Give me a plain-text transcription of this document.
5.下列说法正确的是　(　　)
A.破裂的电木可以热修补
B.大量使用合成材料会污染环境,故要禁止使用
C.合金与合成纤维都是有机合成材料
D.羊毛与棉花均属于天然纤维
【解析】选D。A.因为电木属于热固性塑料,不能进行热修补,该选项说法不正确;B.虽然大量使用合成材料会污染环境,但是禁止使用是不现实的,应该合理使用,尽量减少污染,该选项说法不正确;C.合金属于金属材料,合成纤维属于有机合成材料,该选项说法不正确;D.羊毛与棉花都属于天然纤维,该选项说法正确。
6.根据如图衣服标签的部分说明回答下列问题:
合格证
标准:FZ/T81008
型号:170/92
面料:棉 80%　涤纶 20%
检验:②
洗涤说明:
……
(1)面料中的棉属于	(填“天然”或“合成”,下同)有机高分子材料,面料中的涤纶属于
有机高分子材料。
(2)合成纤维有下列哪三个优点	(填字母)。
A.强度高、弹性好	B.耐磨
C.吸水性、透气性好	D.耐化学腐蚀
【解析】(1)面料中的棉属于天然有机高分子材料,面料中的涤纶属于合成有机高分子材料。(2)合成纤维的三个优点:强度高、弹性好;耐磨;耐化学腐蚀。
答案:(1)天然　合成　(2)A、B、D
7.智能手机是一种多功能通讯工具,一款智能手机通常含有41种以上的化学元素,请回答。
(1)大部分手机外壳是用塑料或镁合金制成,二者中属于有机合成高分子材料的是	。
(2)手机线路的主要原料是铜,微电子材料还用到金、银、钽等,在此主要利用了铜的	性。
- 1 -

***

# Instructions for the task:
Restate the whole listing exactly.

# Complete output:
Give me a plain-text transcription of this document.
5.下列说法正确的是　(　　)
A.破裂的电木可以热修补
B.大量使用合成材料会污染环境,故要禁止使用
C.合金与合成纤维都是有机合成材料
D.羊毛与棉花均属于天然纤维
【解析】选D。A.因为电木属于热固性塑料,不能进行热修补,该选项说法不正确;B.虽然大量使用合成材料会污染环境,但是禁止使用是不现实的,应该合理使用,尽量减少污染,该选项说法不正确;C.合金属于金属材料,合成纤维属于有机合成材料,该选项说法不正确;D.羊毛与棉花都属于天然纤维,该选项说法正确。
6.根据如图衣服标签的部分说明回答下列问题:
合格证
标准:FZ/T81008
型号:170/92
面料:棉 80%　涤纶 20%
检验:②
洗涤说明:
……
(1)面料中的棉属于	(填“天然”或“合成”,下同)有机高分子材料,面料中的涤纶属于
有机高分子材料。
(2)合成纤维有下列哪三个优点	(填字母)。
A.强度高、弹性好	B.耐磨
C.吸水性、透气性好	D.耐化学腐蚀
【解析】(1)面料中的棉属于天然有机高分子材料,面料中的涤纶属于合成有机高分子材料。(2)合成纤维的三个优点:强度高、弹性好;耐磨;耐化学腐蚀。
答案:(1)天然　合成　(2)A、B、D
7.智能手机是一种多功能通讯工具,一款智能手机通常含有41种以上的化学元素,请回答。
(1)大部分手机外壳是用塑料或镁合金制成,二者中属于有机合成高分子材料的是	。
(2)手机线路的主要原料是铜,微电子材料还用到金、银、钽等,在此主要利用了铜的	性。
- 1 -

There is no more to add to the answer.